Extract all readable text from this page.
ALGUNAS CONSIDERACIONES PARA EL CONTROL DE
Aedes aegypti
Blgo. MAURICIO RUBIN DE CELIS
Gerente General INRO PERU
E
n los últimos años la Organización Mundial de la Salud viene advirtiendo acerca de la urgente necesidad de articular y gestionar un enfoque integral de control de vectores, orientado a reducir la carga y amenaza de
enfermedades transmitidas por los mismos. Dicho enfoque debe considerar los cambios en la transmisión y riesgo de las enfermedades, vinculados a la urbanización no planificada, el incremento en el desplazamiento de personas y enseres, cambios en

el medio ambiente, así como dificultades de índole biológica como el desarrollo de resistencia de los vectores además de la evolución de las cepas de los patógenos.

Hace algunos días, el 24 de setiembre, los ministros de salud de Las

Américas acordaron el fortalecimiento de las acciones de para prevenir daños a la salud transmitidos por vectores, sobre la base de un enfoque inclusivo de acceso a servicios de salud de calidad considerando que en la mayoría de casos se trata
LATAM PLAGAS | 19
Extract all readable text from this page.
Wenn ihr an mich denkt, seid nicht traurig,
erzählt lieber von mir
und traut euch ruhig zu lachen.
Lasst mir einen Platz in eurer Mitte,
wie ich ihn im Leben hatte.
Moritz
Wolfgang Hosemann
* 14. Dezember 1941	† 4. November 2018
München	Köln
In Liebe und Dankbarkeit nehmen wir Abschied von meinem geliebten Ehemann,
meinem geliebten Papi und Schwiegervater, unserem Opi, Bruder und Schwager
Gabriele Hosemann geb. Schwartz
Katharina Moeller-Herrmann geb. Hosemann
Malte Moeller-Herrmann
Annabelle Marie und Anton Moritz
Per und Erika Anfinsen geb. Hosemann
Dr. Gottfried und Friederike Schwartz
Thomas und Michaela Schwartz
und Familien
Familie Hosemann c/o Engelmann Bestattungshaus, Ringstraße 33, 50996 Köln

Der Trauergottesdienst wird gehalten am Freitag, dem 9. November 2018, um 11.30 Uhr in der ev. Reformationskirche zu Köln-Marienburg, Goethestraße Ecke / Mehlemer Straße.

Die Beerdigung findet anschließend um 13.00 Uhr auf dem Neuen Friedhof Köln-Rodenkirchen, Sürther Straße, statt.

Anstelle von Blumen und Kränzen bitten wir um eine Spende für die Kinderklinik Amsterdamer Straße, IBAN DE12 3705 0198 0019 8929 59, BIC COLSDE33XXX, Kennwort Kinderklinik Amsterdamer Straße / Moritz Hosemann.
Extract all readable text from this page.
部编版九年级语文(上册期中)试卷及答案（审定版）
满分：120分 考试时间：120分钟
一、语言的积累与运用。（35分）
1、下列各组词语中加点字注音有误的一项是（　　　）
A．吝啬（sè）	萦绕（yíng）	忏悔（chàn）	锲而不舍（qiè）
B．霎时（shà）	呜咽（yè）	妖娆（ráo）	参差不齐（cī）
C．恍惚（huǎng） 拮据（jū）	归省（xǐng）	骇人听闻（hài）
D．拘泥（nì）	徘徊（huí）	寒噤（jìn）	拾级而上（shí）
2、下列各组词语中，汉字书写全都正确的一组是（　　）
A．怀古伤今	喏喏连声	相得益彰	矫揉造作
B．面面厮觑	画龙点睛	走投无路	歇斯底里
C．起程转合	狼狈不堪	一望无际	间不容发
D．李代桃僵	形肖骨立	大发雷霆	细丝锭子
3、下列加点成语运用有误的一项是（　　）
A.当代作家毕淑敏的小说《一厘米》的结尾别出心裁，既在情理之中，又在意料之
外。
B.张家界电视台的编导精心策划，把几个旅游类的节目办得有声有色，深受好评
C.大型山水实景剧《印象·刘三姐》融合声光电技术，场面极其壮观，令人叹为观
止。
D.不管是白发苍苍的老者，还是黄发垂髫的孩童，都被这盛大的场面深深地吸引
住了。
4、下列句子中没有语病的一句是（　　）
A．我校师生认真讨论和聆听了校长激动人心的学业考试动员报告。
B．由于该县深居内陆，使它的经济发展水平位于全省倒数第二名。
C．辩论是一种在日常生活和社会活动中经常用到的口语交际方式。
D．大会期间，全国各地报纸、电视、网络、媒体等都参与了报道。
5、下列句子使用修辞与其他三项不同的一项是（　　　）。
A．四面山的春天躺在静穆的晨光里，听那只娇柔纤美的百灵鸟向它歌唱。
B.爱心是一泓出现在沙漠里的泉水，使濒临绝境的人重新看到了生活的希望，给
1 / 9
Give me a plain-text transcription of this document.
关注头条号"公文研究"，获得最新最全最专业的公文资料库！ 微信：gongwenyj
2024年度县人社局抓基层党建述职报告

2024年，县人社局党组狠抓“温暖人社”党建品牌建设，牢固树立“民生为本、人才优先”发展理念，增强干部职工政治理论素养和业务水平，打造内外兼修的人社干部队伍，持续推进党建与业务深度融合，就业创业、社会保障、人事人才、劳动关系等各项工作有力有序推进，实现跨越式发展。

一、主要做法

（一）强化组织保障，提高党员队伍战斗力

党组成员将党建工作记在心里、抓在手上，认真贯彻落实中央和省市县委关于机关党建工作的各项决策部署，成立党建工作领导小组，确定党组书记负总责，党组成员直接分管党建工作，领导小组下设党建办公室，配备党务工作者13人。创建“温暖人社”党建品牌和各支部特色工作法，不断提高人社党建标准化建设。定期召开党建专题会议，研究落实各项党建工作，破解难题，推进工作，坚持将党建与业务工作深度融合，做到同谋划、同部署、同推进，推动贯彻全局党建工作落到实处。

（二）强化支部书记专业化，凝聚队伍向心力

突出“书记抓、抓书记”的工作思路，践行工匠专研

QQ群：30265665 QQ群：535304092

┄┄┄┄┄┄┄┄┄┄┄┄┄┄┄┄┄┄┄┄

Identify each line containing the string "Hosemann" and copy it out.

Wolfgang Hosemann
Gabriele Hosemann geb. Schwartz
Katharina Moeller-Herrmann geb. Hosemann
Per und Erika Anfinsen geb. Hosemann
Familie Hosemann c/o Engelmann Bestattungshaus, Ringstraße 33, 50996 Köln
Anstelle von Blumen und Kränzen bitten wir um eine Spende für die Kinderklinik Amsterdamer Straße, IBAN DE12 3705 0198 0019 8929 59, BIC COLSDE33XXX, Kennwort Kinderklinik Amsterdamer Straße / Moritz Hosemann.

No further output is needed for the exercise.